Dataset rows
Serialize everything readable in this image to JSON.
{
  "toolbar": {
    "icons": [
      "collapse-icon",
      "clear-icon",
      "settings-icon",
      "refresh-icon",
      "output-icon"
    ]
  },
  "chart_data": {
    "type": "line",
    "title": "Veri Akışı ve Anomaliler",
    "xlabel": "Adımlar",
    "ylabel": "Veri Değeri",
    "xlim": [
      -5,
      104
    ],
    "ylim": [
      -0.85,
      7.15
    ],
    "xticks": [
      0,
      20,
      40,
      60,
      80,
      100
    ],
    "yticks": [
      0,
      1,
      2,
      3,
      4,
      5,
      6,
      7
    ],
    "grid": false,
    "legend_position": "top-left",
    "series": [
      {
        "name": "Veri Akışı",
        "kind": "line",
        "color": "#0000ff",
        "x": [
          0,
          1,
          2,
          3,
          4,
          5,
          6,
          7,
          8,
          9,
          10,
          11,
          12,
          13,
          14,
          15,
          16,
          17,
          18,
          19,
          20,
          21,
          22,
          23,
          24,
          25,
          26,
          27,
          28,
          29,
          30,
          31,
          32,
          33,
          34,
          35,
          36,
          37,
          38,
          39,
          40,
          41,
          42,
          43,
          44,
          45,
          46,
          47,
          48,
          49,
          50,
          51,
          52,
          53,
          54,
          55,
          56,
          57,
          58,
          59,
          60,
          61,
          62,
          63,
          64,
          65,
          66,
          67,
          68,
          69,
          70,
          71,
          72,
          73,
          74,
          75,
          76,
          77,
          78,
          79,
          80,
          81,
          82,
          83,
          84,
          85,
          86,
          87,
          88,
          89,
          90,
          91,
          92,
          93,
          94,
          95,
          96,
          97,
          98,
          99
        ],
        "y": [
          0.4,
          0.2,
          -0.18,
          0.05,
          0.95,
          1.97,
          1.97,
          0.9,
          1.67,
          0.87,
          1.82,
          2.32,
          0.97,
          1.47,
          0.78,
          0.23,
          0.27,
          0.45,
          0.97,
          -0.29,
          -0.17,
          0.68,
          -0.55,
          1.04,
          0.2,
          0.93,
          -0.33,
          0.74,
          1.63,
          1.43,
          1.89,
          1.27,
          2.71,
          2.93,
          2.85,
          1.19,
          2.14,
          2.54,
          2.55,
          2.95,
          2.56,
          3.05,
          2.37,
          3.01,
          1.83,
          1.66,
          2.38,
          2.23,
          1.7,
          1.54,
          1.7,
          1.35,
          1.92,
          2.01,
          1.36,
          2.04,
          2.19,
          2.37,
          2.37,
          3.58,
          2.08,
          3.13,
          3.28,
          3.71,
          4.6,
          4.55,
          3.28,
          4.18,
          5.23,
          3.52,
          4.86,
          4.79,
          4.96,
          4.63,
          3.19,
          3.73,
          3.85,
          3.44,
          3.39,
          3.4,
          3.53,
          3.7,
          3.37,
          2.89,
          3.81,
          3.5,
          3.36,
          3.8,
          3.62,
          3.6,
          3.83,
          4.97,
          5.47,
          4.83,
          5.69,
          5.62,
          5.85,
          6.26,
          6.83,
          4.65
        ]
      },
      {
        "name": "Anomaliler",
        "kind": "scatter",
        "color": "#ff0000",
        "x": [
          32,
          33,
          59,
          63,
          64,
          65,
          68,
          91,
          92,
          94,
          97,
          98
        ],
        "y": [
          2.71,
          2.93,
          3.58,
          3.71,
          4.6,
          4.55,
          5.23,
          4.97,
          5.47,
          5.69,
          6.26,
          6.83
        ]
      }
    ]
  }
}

- Exercise prompt
Using the listing above, return all lines where the word "Veri" occurs.

- Correct output
    "title": "Veri Akışı ve Anomaliler",
    "ylabel": "Veri Değeri",
        "name": "Veri Akışı",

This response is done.